» **EXERCISE DIRECTIONS**: Copy out the whole listing exactly as written, leaving the pictures behind.

[Dataset listings of figures]
-*-*-

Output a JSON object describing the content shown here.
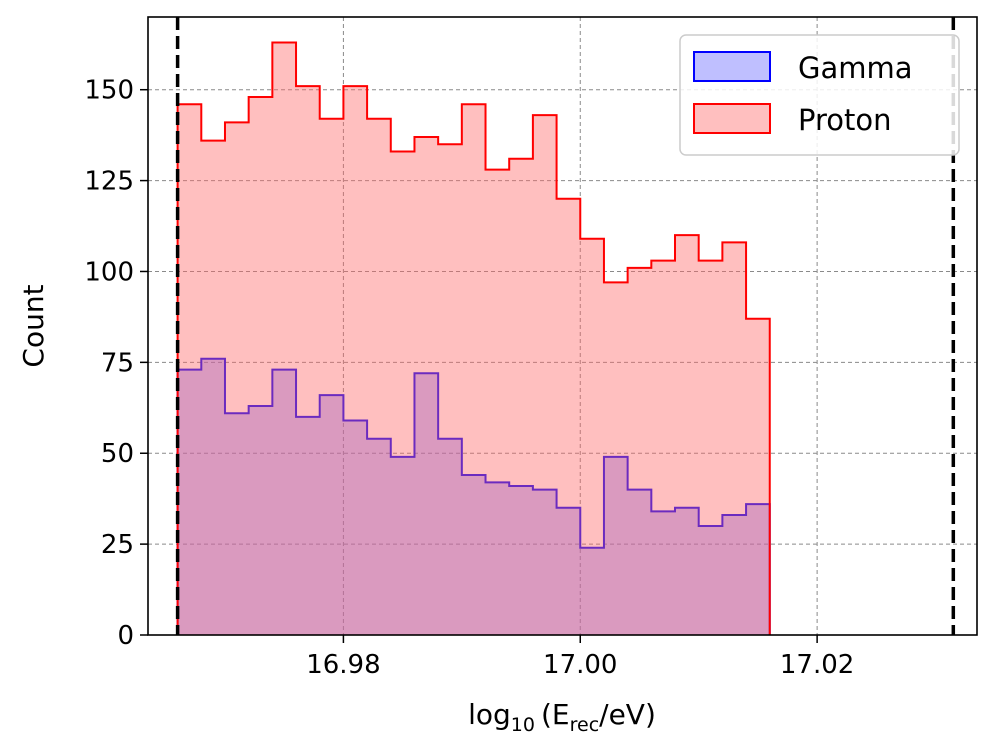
{
  "chart_data": {
    "type": "histogram",
    "title": "",
    "xlabel_base": "log",
    "xlabel_sub1": "10",
    "xlabel_mid": "(E",
    "xlabel_sub2": "rec",
    "xlabel_end": "/eV)",
    "ylabel": "Count",
    "xlim": [
      16.9635,
      17.0335
    ],
    "ylim": [
      0,
      170
    ],
    "x_ticks": [
      16.98,
      17.0,
      17.02
    ],
    "x_tick_labels": [
      "16.98",
      "17.00",
      "17.02"
    ],
    "y_ticks": [
      0,
      25,
      50,
      75,
      100,
      125,
      150
    ],
    "y_tick_labels": [
      "0",
      "25",
      "50",
      "75",
      "100",
      "125",
      "150"
    ],
    "grid": true,
    "legend_position": "top-right",
    "bin_start": 16.966,
    "bin_width": 0.002,
    "vlines": [
      16.966,
      17.0315
    ],
    "series": [
      {
        "name": "Gamma",
        "edge_color": "#0000ff",
        "fill_color": "#6666ff",
        "values": [
          73,
          76,
          61,
          63,
          73,
          60,
          66,
          59,
          54,
          49,
          72,
          54,
          44,
          42,
          41,
          40,
          35,
          24,
          49,
          40,
          34,
          35,
          30,
          33,
          36
        ]
      },
      {
        "name": "Proton",
        "edge_color": "#ff0000",
        "fill_color": "#ff6666",
        "values": [
          146,
          136,
          141,
          148,
          163,
          151,
          142,
          151,
          142,
          133,
          137,
          135,
          146,
          128,
          131,
          143,
          120,
          109,
          97,
          101,
          103,
          110,
          103,
          108,
          87
        ]
      }
    ]
  }
}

-*-*-

» **PROBLEM SOLUTION**:
Output a JSON object describing the content shown here.
{
  "chart_data": {
    "type": "histogram",
    "title": "",
    "xlabel_base": "log",
    "xlabel_sub1": "10",
    "xlabel_mid": "(E",
    "xlabel_sub2": "rec",
    "xlabel_end": "/eV)",
    "ylabel": "Count",
    "xlim": [
      16.9635,
      17.0335
    ],
    "ylim": [
      0,
      170
    ],
    "x_ticks": [
      16.98,
      17.0,
      17.02
    ],
    "x_tick_labels": [
      "16.98",
      "17.00",
      "17.02"
    ],
    "y_ticks": [
      0,
      25,
      50,
      75,
      100,
      125,
      150
    ],
    "y_tick_labels": [
      "0",
      "25",
      "50",
      "75",
      "100",
      "125",
      "150"
    ],
    "grid": true,
    "legend_position": "top-right",
    "bin_start": 16.966,
    "bin_width": 0.002,
    "vlines": [
      16.966,
      17.0315
    ],
    "series": [
      {
        "name": "Gamma",
        "edge_color": "#0000ff",
        "fill_color": "#6666ff",
        "values": [
          73,
          76,
          61,
          63,
          73,
          60,
          66,
          59,
          54,
          49,
          72,
          54,
          44,
          42,
          41,
          40,
          35,
          24,
          49,
          40,
          34,
          35,
          30,
          33,
          36
        ]
      },
      {
        "name": "Proton",
        "edge_color": "#ff0000",
        "fill_color": "#ff6666",
        "values": [
          146,
          136,
          141,
          148,
          163,
          151,
          142,
          151,
          142,
          133,
          137,
          135,
          146,
          128,
          131,
          143,
          120,
          109,
          97,
          101,
          103,
          110,
          103,
          108,
          87
        ]
      }
    ]
  }
}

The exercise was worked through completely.